[Objective]
Restate each of the lines below word for word and drop every picture.
================================
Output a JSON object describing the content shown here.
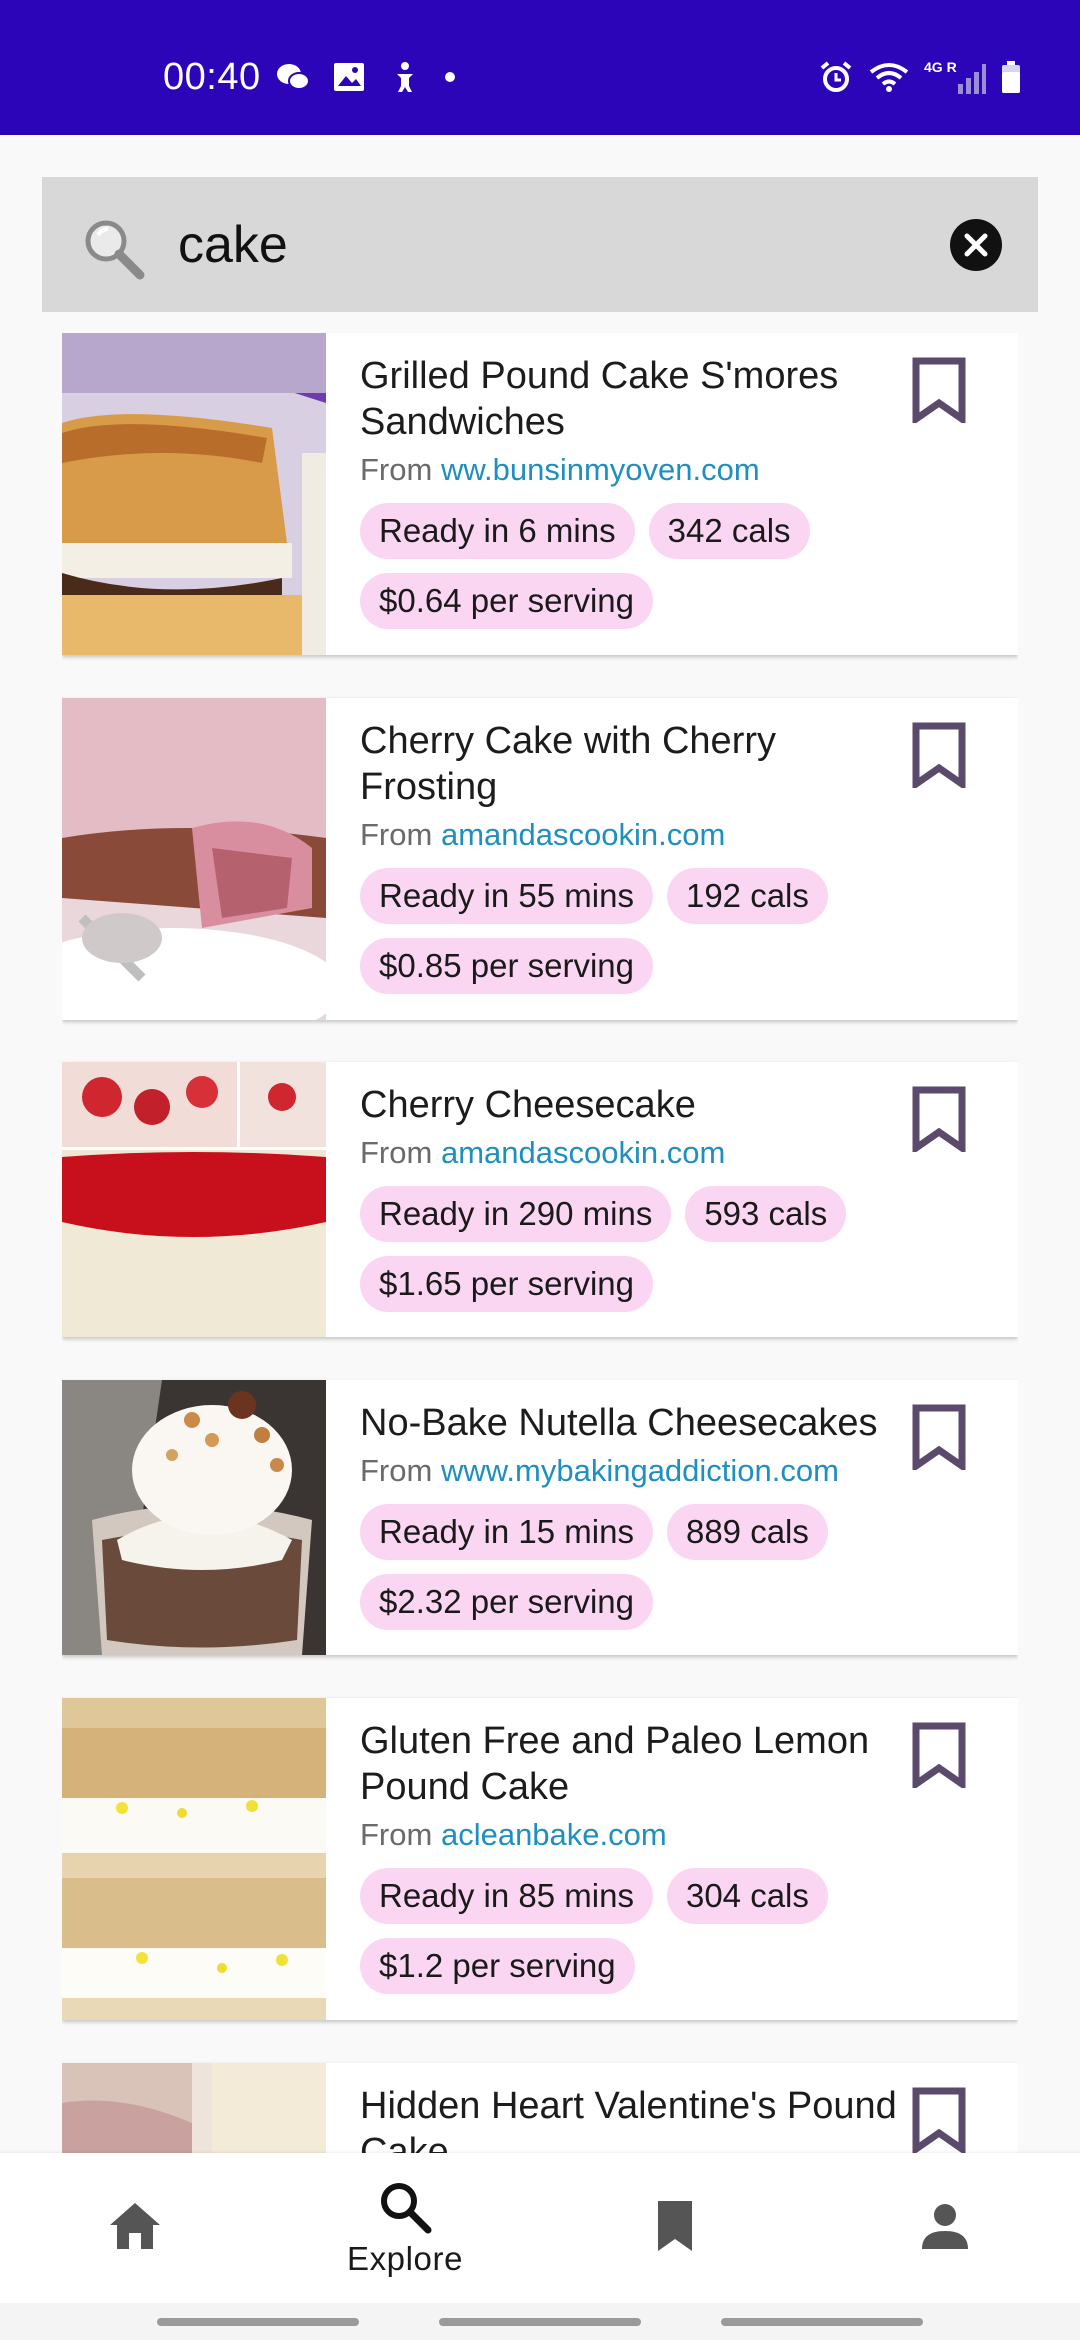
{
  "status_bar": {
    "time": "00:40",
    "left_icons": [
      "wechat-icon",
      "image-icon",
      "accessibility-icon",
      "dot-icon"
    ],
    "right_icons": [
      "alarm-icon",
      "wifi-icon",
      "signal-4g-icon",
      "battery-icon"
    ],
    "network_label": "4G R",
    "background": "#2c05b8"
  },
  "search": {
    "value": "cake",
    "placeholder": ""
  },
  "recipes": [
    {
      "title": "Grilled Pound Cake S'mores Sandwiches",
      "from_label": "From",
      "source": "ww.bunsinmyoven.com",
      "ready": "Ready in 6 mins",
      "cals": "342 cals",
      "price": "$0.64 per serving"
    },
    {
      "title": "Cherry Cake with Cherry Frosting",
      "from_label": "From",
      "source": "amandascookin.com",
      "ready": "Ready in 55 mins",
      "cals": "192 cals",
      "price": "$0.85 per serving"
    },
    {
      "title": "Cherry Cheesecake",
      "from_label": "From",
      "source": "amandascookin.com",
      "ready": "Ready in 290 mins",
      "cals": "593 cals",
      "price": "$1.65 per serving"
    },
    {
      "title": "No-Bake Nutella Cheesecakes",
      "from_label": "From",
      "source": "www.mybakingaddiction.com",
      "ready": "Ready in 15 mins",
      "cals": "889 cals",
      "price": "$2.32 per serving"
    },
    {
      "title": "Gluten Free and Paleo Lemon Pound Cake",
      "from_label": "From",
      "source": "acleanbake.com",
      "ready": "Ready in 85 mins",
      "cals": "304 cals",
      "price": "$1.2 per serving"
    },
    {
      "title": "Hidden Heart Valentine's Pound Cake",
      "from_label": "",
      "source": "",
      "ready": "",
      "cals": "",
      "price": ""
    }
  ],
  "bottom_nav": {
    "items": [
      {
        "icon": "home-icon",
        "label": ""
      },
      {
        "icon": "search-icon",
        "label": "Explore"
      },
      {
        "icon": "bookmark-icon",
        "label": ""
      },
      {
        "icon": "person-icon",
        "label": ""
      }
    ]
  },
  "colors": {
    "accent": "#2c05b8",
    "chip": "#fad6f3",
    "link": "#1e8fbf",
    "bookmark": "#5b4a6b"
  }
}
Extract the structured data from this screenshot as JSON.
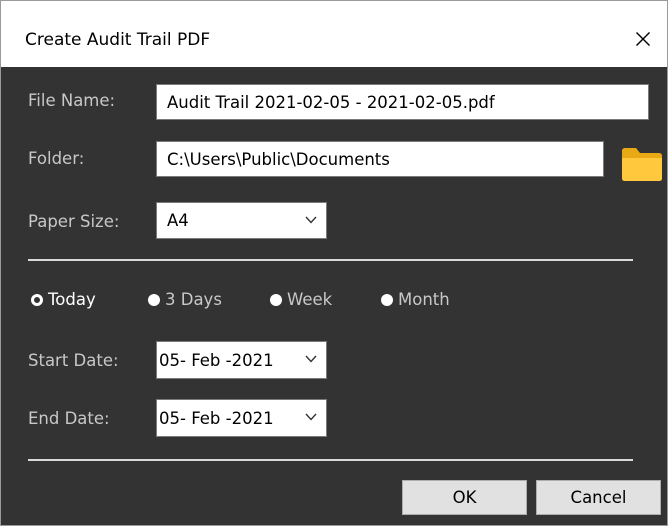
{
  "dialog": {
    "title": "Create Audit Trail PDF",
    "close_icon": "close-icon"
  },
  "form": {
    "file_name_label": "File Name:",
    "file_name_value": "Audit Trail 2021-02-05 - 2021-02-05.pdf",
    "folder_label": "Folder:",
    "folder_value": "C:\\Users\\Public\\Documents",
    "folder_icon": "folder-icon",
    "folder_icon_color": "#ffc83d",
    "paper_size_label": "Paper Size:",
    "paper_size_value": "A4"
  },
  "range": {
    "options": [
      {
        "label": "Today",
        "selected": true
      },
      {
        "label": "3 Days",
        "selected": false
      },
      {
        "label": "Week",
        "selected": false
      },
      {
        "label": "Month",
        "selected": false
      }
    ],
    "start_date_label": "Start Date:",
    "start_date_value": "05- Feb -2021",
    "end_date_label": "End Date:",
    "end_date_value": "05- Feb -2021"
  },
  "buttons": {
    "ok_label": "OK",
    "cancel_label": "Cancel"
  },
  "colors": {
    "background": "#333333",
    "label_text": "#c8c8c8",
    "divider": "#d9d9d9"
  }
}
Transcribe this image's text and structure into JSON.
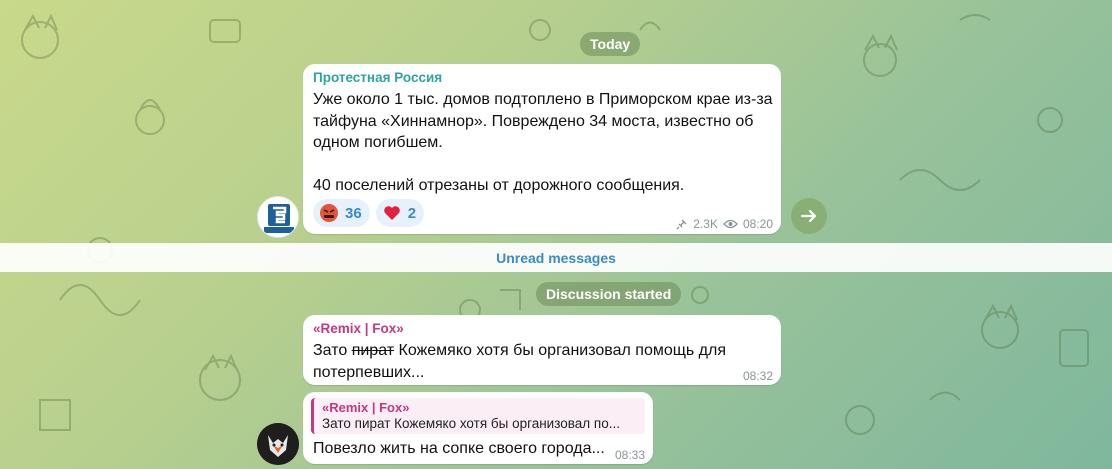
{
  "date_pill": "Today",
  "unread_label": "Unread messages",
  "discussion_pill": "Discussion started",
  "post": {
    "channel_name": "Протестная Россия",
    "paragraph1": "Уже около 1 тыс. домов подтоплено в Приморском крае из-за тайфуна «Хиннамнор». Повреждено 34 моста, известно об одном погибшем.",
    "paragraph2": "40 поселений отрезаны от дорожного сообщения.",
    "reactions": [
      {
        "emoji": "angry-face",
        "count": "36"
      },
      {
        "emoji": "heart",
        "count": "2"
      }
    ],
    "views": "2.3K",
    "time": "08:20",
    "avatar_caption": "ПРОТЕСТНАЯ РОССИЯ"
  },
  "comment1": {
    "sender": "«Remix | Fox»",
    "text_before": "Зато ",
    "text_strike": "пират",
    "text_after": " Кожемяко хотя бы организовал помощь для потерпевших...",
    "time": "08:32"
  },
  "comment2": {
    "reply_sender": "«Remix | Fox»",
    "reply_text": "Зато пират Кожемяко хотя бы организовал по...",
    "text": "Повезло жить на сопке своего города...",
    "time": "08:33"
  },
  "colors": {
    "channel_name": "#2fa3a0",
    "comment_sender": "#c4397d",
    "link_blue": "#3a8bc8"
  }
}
================================
[Final result]
Output a JSON object describing the content shown here.
{
  "status_bar": {
    "time": "00:40",
    "left_icons": [
      "wechat-icon",
      "image-icon",
      "accessibility-icon",
      "dot-icon"
    ],
    "right_icons": [
      "alarm-icon",
      "wifi-icon",
      "signal-4g-icon",
      "battery-icon"
    ],
    "network_label": "4G R",
    "background": "#2c05b8"
  },
  "search": {
    "value": "cake",
    "placeholder": ""
  },
  "recipes": [
    {
      "title": "Grilled Pound Cake S'mores Sandwiches",
      "from_label": "From",
      "source": "ww.bunsinmyoven.com",
      "ready": "Ready in 6 mins",
      "cals": "342 cals",
      "price": "$0.64 per serving"
    },
    {
      "title": "Cherry Cake with Cherry Frosting",
      "from_label": "From",
      "source": "amandascookin.com",
      "ready": "Ready in 55 mins",
      "cals": "192 cals",
      "price": "$0.85 per serving"
    },
    {
      "title": "Cherry Cheesecake",
      "from_label": "From",
      "source": "amandascookin.com",
      "ready": "Ready in 290 mins",
      "cals": "593 cals",
      "price": "$1.65 per serving"
    },
    {
      "title": "No-Bake Nutella Cheesecakes",
      "from_label": "From",
      "source": "www.mybakingaddiction.com",
      "ready": "Ready in 15 mins",
      "cals": "889 cals",
      "price": "$2.32 per serving"
    },
    {
      "title": "Gluten Free and Paleo Lemon Pound Cake",
      "from_label": "From",
      "source": "acleanbake.com",
      "ready": "Ready in 85 mins",
      "cals": "304 cals",
      "price": "$1.2 per serving"
    },
    {
      "title": "Hidden Heart Valentine's Pound Cake",
      "from_label": "",
      "source": "",
      "ready": "",
      "cals": "",
      "price": ""
    }
  ],
  "bottom_nav": {
    "items": [
      {
        "icon": "home-icon",
        "label": ""
      },
      {
        "icon": "search-icon",
        "label": "Explore"
      },
      {
        "icon": "bookmark-icon",
        "label": ""
      },
      {
        "icon": "person-icon",
        "label": ""
      }
    ]
  },
  "colors": {
    "accent": "#2c05b8",
    "chip": "#fad6f3",
    "link": "#1e8fbf",
    "bookmark": "#5b4a6b"
  }
}
Extract the structured data from this screenshot as JSON.
{
  "dialog": {
    "title": "Create Audit Trail PDF",
    "close_icon": "close-icon"
  },
  "form": {
    "file_name_label": "File Name:",
    "file_name_value": "Audit Trail 2021-02-05 - 2021-02-05.pdf",
    "folder_label": "Folder:",
    "folder_value": "C:\\Users\\Public\\Documents",
    "folder_icon": "folder-icon",
    "folder_icon_color": "#ffc83d",
    "paper_size_label": "Paper Size:",
    "paper_size_value": "A4"
  },
  "range": {
    "options": [
      {
        "label": "Today",
        "selected": true
      },
      {
        "label": "3 Days",
        "selected": false
      },
      {
        "label": "Week",
        "selected": false
      },
      {
        "label": "Month",
        "selected": false
      }
    ],
    "start_date_label": "Start Date:",
    "start_date_value": "05- Feb -2021",
    "end_date_label": "End Date:",
    "end_date_value": "05- Feb -2021"
  },
  "buttons": {
    "ok_label": "OK",
    "cancel_label": "Cancel"
  },
  "colors": {
    "background": "#333333",
    "label_text": "#c8c8c8",
    "divider": "#d9d9d9"
  }
}
Transcribe this image's text and structure into JSON.
{
  "date_pill": "Today",
  "unread_label": "Unread messages",
  "discussion_pill": "Discussion started",
  "post": {
    "channel_name": "Протестная Россия",
    "paragraph1": "Уже около 1 тыс. домов подтоплено в Приморском крае из-за тайфуна «Хиннамнор». Повреждено 34 моста, известно об одном погибшем.",
    "paragraph2": "40 поселений отрезаны от дорожного сообщения.",
    "reactions": [
      {
        "emoji": "angry-face",
        "count": "36"
      },
      {
        "emoji": "heart",
        "count": "2"
      }
    ],
    "views": "2.3K",
    "time": "08:20",
    "avatar_caption": "ПРОТЕСТНАЯ РОССИЯ"
  },
  "comment1": {
    "sender": "«Remix | Fox»",
    "text_before": "Зато ",
    "text_strike": "пират",
    "text_after": " Кожемяко хотя бы организовал помощь для потерпевших...",
    "time": "08:32"
  },
  "comment2": {
    "reply_sender": "«Remix | Fox»",
    "reply_text": "Зато пират Кожемяко хотя бы организовал по...",
    "text": "Повезло жить на сопке своего города...",
    "time": "08:33"
  },
  "colors": {
    "channel_name": "#2fa3a0",
    "comment_sender": "#c4397d",
    "link_blue": "#3a8bc8"
  }
}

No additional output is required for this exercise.